STATED EXERCISE: Using the records that follow, copy every line containing the word "about".

RECORD LIST:

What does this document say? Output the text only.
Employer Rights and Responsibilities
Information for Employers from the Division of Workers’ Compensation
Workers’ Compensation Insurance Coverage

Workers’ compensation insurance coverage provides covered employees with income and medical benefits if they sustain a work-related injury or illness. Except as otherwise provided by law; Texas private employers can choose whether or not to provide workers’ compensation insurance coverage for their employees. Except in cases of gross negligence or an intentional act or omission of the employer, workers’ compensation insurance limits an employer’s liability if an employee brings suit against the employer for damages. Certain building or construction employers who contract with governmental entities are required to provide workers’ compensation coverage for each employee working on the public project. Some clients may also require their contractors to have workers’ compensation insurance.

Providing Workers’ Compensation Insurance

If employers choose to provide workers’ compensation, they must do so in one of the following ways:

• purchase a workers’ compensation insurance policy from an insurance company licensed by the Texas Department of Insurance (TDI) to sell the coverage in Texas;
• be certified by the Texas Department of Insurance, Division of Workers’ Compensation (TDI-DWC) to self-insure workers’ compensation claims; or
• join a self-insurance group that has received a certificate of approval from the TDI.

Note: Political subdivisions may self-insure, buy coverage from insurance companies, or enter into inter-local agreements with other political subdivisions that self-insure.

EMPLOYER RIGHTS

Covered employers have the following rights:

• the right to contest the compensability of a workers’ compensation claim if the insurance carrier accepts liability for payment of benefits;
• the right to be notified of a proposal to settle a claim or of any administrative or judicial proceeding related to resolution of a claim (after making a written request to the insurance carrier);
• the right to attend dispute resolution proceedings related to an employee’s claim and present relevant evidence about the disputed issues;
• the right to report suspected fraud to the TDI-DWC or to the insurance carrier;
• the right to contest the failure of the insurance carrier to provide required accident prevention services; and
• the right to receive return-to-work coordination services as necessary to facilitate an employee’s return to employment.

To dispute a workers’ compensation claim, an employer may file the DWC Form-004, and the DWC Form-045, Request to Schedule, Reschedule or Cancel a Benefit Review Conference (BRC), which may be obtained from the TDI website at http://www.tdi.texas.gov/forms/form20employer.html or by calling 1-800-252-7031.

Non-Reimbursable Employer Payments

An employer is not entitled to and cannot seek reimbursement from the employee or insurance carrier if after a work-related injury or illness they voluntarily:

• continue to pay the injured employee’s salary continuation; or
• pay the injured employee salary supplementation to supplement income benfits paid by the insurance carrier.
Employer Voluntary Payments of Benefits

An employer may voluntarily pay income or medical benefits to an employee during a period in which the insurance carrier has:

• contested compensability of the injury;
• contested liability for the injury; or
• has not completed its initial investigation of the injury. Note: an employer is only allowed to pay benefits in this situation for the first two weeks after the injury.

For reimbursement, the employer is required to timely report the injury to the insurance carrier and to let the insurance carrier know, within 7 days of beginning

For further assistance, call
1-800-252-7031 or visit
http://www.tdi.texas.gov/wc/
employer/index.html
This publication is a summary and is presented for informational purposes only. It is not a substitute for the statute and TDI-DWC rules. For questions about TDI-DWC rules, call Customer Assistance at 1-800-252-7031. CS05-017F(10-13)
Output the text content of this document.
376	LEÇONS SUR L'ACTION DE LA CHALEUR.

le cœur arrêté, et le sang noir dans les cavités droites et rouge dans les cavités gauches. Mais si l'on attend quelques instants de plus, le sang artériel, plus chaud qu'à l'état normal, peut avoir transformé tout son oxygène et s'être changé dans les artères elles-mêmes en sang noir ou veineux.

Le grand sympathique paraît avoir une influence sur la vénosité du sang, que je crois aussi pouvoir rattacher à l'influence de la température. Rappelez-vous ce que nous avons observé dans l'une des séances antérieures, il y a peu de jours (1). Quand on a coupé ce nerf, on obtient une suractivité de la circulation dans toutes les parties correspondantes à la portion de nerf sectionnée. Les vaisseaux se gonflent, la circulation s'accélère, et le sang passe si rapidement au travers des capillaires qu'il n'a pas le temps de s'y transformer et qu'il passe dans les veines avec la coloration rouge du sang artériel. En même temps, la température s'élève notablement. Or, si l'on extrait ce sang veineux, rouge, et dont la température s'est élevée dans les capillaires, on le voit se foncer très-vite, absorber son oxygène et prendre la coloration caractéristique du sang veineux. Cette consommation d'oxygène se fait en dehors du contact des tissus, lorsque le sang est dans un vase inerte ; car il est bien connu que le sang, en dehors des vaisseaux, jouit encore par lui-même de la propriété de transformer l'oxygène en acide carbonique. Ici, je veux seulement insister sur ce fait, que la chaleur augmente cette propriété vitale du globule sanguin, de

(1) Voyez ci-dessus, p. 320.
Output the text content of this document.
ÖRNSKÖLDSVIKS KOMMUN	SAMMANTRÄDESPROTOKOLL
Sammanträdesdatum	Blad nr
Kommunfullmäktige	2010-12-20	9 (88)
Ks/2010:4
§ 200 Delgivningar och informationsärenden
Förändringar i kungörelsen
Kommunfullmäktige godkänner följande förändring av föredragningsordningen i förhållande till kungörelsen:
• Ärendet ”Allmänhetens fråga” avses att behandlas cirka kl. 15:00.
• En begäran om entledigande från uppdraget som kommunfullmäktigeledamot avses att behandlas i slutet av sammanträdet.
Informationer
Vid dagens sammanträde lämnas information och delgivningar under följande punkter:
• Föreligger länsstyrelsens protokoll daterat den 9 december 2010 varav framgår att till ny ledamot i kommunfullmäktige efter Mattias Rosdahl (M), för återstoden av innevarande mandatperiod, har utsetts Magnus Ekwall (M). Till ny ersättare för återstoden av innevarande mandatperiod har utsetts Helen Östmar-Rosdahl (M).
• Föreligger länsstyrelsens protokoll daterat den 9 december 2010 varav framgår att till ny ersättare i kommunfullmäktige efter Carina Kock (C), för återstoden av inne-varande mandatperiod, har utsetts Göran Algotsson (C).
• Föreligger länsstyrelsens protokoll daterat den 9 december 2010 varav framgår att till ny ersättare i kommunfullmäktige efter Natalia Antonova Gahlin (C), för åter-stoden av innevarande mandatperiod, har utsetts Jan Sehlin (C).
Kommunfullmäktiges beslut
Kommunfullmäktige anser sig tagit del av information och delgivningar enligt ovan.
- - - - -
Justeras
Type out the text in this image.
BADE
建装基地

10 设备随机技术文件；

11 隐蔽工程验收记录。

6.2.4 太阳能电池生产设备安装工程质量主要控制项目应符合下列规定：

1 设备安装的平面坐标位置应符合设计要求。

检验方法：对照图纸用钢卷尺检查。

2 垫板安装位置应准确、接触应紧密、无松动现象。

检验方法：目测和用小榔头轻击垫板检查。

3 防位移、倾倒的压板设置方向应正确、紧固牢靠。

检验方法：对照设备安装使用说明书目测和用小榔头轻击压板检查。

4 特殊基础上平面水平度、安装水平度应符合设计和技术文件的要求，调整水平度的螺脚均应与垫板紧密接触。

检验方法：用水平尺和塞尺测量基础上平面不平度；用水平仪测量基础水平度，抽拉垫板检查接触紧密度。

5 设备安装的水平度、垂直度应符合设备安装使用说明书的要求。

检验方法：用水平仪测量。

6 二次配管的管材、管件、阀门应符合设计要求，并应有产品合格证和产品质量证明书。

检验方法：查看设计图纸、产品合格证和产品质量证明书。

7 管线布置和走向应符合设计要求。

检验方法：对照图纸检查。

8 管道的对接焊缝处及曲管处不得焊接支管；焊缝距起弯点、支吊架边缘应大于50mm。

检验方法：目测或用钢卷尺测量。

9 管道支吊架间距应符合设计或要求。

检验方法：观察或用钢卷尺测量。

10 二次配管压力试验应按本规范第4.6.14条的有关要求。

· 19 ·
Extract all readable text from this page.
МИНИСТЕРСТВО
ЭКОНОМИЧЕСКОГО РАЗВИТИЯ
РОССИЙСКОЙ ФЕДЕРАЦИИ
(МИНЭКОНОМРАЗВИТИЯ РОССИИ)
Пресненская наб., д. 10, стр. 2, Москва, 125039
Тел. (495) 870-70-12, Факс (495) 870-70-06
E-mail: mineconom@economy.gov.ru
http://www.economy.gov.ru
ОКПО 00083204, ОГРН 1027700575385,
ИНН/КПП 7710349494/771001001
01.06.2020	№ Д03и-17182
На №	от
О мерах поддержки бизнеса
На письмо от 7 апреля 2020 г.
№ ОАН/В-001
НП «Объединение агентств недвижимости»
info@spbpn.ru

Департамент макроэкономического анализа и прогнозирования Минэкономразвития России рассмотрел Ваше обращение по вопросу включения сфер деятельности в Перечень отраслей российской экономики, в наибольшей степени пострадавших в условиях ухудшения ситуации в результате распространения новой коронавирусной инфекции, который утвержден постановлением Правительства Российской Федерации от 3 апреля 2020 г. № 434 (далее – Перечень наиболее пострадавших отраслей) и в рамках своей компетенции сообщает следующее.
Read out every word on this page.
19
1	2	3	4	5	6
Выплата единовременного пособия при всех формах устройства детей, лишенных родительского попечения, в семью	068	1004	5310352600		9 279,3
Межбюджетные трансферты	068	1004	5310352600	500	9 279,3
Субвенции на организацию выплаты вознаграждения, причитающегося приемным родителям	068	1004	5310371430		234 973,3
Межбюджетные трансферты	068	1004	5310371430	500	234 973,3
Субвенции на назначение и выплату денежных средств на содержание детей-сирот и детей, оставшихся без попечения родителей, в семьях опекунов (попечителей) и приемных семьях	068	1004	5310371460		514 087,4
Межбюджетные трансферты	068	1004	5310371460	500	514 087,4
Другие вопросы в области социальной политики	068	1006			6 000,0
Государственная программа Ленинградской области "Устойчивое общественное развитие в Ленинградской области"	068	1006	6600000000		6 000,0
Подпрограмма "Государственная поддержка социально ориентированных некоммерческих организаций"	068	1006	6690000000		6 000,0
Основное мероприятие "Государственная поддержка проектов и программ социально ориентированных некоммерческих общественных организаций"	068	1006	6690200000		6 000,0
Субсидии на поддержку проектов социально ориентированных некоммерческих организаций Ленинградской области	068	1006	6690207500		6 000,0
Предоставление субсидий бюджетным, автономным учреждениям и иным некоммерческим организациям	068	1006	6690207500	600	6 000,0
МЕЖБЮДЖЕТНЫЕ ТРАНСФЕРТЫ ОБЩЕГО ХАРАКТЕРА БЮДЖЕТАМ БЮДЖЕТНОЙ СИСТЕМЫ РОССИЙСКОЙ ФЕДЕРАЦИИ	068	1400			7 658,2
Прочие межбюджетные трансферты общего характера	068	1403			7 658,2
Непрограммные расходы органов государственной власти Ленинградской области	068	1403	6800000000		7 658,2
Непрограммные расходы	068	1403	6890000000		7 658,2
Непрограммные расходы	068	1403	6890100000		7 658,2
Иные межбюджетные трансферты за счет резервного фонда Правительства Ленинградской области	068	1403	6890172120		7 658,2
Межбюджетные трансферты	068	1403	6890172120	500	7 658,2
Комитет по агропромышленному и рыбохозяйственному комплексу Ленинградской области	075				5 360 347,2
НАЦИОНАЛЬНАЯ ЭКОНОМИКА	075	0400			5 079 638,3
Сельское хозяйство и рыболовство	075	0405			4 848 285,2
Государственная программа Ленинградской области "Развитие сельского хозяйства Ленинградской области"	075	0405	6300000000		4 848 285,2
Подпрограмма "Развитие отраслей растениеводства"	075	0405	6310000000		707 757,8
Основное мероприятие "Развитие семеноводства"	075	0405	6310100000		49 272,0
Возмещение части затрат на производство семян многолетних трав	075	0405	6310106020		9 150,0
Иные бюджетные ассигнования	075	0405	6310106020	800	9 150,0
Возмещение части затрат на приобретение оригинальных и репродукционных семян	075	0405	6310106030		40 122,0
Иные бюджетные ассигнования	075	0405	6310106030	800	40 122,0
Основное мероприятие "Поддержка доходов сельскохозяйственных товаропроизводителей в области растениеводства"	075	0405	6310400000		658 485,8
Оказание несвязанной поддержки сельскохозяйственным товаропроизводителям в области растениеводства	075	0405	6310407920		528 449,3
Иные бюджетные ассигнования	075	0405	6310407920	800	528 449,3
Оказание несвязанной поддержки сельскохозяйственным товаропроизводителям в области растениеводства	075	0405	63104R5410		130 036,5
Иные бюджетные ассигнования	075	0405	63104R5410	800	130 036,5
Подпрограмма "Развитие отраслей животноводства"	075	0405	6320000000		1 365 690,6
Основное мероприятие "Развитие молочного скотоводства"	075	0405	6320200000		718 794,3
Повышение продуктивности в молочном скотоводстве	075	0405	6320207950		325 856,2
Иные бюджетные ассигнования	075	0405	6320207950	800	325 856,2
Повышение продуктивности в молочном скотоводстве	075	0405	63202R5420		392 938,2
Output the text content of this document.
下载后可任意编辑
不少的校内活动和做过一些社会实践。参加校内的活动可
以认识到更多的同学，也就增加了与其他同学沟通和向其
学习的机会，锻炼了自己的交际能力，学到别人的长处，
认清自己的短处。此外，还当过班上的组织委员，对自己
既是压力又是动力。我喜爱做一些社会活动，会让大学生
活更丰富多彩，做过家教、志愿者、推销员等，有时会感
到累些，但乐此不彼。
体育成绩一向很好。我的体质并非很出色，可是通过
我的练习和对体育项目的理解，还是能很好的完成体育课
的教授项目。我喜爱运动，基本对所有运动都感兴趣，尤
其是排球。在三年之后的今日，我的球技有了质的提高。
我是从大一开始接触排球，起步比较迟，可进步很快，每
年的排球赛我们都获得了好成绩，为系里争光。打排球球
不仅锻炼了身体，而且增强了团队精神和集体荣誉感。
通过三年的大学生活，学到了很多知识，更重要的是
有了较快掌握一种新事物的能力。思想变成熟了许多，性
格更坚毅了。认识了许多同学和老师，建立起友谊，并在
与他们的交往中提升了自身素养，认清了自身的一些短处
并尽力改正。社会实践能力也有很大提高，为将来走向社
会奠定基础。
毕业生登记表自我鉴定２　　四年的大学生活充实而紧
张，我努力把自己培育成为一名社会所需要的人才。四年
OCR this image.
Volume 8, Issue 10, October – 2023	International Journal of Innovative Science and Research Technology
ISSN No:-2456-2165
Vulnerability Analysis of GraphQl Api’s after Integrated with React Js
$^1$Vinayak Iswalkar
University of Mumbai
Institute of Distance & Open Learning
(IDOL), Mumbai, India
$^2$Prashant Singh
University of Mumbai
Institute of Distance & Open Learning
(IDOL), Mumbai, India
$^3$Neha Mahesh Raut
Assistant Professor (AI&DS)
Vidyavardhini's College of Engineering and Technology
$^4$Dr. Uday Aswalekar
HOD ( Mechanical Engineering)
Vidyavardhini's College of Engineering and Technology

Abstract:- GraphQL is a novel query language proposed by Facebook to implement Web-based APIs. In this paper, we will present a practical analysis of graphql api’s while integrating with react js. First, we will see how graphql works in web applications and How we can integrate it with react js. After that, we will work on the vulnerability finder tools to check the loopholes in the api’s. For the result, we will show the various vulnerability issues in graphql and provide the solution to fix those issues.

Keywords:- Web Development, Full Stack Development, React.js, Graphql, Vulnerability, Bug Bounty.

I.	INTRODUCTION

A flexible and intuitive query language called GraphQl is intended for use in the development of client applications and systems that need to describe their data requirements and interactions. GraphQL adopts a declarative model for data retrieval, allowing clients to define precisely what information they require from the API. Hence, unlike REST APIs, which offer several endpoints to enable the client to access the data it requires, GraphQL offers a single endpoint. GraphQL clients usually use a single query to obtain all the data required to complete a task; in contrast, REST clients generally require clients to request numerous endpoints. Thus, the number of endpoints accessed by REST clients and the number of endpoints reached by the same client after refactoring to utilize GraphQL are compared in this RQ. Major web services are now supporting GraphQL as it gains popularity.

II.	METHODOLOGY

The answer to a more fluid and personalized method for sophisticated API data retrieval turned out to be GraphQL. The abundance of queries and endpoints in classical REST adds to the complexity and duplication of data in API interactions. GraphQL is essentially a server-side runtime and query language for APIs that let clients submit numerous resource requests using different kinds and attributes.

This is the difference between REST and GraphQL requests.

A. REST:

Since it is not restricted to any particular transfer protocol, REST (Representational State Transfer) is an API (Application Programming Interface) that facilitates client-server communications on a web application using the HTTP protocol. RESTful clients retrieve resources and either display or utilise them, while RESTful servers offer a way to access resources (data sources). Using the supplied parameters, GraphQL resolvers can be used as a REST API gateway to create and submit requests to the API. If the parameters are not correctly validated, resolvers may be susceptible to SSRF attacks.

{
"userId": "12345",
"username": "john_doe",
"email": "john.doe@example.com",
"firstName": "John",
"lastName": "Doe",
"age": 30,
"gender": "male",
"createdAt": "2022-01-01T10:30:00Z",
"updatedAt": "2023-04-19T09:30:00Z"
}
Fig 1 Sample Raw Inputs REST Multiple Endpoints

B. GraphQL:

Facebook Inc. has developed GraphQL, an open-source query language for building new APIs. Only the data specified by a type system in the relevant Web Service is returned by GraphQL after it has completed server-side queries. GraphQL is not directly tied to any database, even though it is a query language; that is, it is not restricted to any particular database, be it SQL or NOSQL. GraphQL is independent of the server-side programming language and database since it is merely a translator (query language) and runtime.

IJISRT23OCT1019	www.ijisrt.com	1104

EXPECTED ANSWER:
• the right to attend dispute resolution proceedings related to an employee’s claim and present relevant evidence about the disputed issues;
This publication is a summary and is presented for informational purposes only. It is not a substitute for the statute and TDI-DWC rules. For questions about TDI-DWC rules, call Customer Assistance at 1-800-252-7031. CS05-017F(10-13)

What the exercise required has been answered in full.